WHAT TO PRODUCE:
In the data below, locate each line with the word "名称未設定" and list it.

[Stored data]
## start
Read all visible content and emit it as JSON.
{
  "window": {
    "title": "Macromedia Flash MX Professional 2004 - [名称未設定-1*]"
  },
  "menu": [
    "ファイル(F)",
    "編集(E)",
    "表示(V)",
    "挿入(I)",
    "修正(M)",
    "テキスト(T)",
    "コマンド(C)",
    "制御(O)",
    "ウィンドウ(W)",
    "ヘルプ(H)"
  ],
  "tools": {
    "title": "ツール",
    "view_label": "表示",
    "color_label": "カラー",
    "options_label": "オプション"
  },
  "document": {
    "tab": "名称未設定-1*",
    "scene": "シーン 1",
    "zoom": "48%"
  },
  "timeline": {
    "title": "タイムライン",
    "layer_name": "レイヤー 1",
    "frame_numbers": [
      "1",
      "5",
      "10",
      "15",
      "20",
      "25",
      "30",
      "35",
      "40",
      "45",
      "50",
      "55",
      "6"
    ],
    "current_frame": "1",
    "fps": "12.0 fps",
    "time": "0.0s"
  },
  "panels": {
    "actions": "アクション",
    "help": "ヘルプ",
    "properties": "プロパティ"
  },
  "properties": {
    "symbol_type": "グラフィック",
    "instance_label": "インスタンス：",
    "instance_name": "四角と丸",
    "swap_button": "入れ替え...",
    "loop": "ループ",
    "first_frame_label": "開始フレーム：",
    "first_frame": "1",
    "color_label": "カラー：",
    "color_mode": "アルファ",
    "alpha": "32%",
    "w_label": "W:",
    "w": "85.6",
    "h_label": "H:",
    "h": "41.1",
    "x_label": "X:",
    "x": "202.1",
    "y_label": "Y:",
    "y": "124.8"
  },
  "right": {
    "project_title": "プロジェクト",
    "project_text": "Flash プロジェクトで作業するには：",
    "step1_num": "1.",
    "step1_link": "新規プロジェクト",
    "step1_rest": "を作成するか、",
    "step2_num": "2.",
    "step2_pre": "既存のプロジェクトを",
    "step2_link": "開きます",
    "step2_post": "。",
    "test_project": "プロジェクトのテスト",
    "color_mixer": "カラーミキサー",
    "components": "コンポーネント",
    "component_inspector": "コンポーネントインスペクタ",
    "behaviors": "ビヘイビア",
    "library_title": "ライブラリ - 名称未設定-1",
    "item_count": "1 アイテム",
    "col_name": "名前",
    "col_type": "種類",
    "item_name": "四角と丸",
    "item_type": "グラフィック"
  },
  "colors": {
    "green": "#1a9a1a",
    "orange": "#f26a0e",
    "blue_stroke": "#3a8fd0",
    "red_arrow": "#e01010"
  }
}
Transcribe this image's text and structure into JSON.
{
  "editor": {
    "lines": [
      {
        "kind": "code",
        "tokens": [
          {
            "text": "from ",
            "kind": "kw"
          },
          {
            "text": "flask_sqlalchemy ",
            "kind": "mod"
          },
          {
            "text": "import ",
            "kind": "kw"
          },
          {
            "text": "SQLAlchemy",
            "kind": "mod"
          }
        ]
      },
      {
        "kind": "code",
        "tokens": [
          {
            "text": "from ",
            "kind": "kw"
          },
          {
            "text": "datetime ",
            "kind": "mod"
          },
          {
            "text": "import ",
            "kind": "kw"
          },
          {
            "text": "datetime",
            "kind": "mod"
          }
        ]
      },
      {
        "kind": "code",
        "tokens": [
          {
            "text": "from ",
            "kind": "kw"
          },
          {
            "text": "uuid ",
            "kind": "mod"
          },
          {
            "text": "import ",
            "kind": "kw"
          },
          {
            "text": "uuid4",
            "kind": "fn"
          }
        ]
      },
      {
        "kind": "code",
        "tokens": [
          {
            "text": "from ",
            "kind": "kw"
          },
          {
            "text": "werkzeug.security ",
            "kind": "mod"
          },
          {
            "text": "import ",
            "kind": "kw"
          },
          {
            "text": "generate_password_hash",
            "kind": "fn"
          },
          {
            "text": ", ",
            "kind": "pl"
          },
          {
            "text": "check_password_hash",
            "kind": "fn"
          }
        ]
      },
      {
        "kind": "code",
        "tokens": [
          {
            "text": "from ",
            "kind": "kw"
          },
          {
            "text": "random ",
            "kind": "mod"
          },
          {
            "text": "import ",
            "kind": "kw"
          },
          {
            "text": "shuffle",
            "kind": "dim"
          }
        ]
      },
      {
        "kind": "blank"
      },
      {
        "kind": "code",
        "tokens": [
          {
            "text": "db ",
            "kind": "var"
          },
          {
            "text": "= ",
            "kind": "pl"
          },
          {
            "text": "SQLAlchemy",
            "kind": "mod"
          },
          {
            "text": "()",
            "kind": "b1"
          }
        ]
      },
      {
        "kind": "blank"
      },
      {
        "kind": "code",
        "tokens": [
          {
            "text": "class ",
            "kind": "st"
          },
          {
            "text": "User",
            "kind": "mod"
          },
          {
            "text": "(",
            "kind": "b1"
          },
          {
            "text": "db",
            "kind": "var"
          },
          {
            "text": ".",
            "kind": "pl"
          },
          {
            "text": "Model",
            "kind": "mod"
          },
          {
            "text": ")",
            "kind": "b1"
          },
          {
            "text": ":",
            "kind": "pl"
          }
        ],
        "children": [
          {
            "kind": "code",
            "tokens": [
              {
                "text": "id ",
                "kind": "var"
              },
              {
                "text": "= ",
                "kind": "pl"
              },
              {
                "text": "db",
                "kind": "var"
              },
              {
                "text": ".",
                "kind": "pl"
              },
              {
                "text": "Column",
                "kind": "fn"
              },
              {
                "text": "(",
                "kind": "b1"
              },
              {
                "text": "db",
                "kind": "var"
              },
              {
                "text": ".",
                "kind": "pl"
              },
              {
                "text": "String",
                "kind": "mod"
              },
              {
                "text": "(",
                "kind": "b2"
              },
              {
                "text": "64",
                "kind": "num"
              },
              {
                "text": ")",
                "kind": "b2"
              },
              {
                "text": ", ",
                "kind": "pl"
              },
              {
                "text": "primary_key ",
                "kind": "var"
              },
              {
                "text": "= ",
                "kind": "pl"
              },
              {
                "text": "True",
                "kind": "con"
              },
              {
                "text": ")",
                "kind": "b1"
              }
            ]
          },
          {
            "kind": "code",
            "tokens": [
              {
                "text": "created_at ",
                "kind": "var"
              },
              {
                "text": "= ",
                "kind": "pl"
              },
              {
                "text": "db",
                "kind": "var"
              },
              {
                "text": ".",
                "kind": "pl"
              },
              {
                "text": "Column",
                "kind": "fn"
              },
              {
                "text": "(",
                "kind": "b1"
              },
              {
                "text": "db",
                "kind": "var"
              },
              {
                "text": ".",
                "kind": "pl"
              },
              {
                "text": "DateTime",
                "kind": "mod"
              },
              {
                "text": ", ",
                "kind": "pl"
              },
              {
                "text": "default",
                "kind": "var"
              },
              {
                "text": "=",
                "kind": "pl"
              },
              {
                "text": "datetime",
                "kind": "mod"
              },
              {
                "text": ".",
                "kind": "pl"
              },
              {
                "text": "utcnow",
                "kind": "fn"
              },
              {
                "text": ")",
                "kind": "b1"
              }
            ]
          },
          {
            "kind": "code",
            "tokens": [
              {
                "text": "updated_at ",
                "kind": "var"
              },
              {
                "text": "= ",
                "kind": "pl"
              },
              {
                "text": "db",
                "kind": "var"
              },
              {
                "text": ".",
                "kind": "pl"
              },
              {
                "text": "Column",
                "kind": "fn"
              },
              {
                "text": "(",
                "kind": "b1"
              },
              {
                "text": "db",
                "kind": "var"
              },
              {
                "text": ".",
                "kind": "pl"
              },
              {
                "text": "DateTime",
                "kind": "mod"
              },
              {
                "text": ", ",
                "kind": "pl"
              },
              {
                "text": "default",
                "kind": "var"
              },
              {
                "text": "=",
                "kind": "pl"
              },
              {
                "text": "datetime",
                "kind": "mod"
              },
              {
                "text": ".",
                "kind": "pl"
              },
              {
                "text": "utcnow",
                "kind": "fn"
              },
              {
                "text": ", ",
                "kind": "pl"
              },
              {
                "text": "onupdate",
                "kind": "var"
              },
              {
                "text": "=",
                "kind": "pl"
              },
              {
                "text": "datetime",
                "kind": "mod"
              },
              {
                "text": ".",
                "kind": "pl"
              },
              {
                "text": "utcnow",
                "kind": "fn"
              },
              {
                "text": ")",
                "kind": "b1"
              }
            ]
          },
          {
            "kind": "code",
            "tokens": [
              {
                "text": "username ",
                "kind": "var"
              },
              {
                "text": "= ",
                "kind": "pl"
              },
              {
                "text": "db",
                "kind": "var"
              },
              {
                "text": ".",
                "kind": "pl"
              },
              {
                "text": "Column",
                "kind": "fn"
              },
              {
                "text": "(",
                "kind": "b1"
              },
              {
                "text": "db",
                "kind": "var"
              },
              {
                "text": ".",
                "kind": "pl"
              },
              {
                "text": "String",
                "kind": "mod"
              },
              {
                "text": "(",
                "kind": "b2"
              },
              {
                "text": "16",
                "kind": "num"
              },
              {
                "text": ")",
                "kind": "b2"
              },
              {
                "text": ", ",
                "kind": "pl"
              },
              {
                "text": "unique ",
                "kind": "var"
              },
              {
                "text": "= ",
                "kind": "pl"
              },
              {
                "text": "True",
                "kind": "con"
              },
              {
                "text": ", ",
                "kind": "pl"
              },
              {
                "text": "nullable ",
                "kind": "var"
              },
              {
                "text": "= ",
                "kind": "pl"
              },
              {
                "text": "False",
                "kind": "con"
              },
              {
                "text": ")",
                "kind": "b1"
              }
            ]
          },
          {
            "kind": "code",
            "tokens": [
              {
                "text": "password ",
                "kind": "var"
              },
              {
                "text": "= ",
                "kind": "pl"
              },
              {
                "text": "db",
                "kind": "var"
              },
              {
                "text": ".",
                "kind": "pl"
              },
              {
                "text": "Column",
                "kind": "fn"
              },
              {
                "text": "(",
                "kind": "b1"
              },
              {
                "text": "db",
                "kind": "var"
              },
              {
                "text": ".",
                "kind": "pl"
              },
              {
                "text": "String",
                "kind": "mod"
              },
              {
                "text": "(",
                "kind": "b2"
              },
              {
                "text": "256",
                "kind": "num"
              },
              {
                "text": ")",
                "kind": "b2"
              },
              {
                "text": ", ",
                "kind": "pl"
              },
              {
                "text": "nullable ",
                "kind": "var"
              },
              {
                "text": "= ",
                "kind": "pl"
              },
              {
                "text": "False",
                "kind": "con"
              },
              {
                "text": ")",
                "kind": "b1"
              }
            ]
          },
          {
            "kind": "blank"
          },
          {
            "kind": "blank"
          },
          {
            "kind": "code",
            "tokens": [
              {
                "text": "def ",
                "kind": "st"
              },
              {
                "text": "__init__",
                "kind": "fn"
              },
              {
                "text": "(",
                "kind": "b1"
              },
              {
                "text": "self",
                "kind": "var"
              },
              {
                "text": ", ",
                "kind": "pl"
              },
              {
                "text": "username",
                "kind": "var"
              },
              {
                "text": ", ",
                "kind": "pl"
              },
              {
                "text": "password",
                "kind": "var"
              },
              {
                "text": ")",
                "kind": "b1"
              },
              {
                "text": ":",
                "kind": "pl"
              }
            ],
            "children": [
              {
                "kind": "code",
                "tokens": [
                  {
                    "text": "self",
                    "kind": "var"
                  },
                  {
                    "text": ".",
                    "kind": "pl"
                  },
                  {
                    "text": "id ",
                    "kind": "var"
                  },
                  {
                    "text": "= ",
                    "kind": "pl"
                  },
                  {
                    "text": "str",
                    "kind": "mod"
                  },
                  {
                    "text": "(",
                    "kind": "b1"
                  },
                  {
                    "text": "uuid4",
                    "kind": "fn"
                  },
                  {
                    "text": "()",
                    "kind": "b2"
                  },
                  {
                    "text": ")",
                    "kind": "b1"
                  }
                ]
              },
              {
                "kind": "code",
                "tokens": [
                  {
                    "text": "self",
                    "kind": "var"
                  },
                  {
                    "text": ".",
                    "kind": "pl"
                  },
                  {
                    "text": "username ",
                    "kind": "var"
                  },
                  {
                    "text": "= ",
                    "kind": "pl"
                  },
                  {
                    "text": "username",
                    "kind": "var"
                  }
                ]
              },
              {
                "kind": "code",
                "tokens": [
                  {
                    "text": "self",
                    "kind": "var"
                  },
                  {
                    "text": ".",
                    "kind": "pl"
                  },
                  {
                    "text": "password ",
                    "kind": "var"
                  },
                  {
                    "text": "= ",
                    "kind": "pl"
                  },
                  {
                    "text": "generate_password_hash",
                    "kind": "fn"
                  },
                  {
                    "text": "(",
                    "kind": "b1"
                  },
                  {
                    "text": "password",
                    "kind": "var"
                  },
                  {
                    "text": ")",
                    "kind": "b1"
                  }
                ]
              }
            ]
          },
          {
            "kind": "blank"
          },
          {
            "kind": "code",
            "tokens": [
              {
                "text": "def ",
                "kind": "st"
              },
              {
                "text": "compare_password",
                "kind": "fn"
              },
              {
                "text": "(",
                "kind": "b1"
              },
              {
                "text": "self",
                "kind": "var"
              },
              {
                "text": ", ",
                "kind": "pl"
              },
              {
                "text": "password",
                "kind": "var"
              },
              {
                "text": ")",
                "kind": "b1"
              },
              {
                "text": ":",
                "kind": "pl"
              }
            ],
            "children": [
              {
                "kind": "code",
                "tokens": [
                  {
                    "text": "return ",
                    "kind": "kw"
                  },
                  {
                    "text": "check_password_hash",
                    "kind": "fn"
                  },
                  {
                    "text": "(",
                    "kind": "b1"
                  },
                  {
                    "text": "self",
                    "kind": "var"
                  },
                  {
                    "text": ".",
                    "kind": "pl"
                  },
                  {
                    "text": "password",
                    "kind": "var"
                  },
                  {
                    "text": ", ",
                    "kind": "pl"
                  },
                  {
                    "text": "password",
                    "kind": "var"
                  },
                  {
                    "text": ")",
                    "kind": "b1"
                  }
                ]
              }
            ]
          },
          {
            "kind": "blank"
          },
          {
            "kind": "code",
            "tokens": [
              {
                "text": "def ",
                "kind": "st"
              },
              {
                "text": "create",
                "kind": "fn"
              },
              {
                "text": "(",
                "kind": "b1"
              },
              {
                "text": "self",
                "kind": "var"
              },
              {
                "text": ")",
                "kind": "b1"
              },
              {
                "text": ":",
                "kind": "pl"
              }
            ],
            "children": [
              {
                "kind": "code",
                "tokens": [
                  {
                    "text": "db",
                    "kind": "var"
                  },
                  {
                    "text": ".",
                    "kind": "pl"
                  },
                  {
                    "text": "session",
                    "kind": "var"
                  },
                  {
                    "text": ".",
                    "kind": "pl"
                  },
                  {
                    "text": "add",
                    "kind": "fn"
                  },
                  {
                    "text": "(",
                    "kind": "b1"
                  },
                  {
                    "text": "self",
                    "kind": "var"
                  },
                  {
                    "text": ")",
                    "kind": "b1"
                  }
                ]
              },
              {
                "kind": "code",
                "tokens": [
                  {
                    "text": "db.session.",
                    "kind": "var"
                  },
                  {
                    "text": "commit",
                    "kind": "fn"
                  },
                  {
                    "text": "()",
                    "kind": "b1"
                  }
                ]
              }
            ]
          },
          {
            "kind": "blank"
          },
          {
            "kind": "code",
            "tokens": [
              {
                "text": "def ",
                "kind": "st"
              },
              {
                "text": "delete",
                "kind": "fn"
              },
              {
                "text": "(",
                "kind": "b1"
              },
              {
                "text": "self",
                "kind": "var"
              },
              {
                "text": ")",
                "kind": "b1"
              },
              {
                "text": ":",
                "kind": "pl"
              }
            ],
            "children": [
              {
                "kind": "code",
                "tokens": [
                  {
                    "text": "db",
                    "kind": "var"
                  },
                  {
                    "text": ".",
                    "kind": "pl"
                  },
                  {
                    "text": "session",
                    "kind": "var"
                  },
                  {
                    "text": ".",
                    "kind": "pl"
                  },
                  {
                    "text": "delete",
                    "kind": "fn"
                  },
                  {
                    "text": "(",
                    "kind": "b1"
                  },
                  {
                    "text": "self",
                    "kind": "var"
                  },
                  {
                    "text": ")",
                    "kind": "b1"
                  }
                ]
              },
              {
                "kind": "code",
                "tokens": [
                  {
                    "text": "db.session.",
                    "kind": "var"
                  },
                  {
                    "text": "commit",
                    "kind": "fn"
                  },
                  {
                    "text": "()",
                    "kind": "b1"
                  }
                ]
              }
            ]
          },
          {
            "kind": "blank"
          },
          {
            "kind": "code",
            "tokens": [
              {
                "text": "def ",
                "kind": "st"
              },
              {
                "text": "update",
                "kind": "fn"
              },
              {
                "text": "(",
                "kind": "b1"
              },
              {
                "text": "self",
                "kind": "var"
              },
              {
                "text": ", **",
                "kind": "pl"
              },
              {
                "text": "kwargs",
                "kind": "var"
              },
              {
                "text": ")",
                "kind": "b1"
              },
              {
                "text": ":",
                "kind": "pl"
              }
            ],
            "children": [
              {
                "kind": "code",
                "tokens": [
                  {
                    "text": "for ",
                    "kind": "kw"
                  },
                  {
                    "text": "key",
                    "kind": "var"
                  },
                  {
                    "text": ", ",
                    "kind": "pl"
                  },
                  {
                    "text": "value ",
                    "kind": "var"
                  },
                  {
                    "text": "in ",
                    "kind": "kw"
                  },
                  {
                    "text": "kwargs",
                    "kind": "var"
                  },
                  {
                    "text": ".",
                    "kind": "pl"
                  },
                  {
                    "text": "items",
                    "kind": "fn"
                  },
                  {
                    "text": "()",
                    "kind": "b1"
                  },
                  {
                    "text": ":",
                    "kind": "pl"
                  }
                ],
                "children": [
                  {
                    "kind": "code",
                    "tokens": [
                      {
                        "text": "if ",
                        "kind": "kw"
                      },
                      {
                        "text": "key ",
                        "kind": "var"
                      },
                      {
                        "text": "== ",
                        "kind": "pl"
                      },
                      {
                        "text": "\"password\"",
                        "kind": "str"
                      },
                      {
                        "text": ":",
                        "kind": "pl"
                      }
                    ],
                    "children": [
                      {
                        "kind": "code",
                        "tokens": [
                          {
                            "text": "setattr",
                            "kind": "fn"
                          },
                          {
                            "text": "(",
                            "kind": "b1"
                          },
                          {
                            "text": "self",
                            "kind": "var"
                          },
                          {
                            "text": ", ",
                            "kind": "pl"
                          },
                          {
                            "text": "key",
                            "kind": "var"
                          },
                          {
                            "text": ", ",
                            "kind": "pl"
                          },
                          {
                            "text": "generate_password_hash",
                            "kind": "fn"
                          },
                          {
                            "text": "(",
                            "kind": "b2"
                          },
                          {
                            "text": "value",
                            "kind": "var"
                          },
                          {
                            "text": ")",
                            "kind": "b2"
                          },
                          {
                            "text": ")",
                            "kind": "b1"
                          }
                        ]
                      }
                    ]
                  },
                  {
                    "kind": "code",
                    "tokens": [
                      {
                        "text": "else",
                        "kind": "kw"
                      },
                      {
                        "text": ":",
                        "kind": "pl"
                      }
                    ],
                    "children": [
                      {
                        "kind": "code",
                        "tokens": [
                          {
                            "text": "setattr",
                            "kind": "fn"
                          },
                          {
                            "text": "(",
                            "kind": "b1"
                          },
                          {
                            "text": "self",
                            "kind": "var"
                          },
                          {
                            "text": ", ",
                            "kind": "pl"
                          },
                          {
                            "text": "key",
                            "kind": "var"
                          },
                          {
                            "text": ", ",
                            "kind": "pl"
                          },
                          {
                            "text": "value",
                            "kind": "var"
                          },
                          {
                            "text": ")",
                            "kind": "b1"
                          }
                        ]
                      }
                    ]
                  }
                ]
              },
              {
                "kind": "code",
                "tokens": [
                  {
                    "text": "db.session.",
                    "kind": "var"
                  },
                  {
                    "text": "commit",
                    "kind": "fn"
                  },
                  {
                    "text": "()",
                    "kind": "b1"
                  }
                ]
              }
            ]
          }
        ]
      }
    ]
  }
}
## end
THE ANSWER:
    "title": "Macromedia Flash MX Professional 2004 - [名称未設定-1*]"
    "tab": "名称未設定-1*",
    "library_title": "ライブラリ - 名称未設定-1",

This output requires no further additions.